═════ GIVEN RECORDS
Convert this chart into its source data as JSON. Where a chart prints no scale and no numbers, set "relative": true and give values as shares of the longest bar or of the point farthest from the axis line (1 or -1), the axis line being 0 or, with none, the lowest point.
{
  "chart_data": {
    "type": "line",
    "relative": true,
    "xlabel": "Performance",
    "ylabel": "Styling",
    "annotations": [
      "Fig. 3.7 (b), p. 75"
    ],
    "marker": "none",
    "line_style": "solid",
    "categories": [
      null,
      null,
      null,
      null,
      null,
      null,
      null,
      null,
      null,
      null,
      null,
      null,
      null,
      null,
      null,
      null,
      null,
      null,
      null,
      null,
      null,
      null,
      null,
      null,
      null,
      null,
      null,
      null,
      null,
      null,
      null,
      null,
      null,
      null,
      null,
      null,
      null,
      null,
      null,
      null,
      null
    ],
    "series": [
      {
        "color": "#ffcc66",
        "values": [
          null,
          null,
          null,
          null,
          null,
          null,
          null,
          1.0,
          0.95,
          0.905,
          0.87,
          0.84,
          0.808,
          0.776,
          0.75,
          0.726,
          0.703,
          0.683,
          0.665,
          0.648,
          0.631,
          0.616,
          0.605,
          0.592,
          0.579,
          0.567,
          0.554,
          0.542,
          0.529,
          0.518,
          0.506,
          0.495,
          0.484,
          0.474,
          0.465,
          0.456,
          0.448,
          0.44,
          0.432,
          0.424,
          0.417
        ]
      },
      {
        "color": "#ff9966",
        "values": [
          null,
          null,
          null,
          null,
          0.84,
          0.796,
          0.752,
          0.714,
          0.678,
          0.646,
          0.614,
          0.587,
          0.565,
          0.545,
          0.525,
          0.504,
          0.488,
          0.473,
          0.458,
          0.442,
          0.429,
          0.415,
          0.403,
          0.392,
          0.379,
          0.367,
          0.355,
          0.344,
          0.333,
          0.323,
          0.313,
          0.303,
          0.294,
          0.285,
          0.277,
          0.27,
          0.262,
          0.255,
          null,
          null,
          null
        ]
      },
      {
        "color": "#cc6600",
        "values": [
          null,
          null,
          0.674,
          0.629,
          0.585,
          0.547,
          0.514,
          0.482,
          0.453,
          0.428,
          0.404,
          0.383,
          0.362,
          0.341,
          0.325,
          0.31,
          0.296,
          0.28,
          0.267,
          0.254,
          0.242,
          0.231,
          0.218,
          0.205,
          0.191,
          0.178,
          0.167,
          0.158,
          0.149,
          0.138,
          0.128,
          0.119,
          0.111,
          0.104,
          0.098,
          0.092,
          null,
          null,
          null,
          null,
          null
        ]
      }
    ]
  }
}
══════════
REQUIRED WORK: Print out all the entries precisely as written.

SOLUTION TO THIS TASK:
Convert this chart into its source data as JSON. Where a chart prints no scale and no numbers, set "relative": true and give values as shares of the longest bar or of the point farthest from the axis line (1 or -1), the axis line being 0 or, with none, the lowest point.
{
  "chart_data": {
    "type": "line",
    "relative": true,
    "xlabel": "Performance",
    "ylabel": "Styling",
    "annotations": [
      "Fig. 3.7 (b), p. 75"
    ],
    "marker": "none",
    "line_style": "solid",
    "categories": [
      null,
      null,
      null,
      null,
      null,
      null,
      null,
      null,
      null,
      null,
      null,
      null,
      null,
      null,
      null,
      null,
      null,
      null,
      null,
      null,
      null,
      null,
      null,
      null,
      null,
      null,
      null,
      null,
      null,
      null,
      null,
      null,
      null,
      null,
      null,
      null,
      null,
      null,
      null,
      null,
      null
    ],
    "series": [
      {
        "color": "#ffcc66",
        "values": [
          null,
          null,
          null,
          null,
          null,
          null,
          null,
          1.0,
          0.95,
          0.905,
          0.87,
          0.84,
          0.808,
          0.776,
          0.75,
          0.726,
          0.703,
          0.683,
          0.665,
          0.648,
          0.631,
          0.616,
          0.605,
          0.592,
          0.579,
          0.567,
          0.554,
          0.542,
          0.529,
          0.518,
          0.506,
          0.495,
          0.484,
          0.474,
          0.465,
          0.456,
          0.448,
          0.44,
          0.432,
          0.424,
          0.417
        ]
      },
      {
        "color": "#ff9966",
        "values": [
          null,
          null,
          null,
          null,
          0.84,
          0.796,
          0.752,
          0.714,
          0.678,
          0.646,
          0.614,
          0.587,
          0.565,
          0.545,
          0.525,
          0.504,
          0.488,
          0.473,
          0.458,
          0.442,
          0.429,
          0.415,
          0.403,
          0.392,
          0.379,
          0.367,
          0.355,
          0.344,
          0.333,
          0.323,
          0.313,
          0.303,
          0.294,
          0.285,
          0.277,
          0.27,
          0.262,
          0.255,
          null,
          null,
          null
        ]
      },
      {
        "color": "#cc6600",
        "values": [
          null,
          null,
          0.674,
          0.629,
          0.585,
          0.547,
          0.514,
          0.482,
          0.453,
          0.428,
          0.404,
          0.383,
          0.362,
          0.341,
          0.325,
          0.31,
          0.296,
          0.28,
          0.267,
          0.254,
          0.242,
          0.231,
          0.218,
          0.205,
          0.191,
          0.178,
          0.167,
          0.158,
          0.149,
          0.138,
          0.128,
          0.119,
          0.111,
          0.104,
          0.098,
          0.092,
          null,
          null,
          null,
          null,
          null
        ]
      }
    ]
  }
}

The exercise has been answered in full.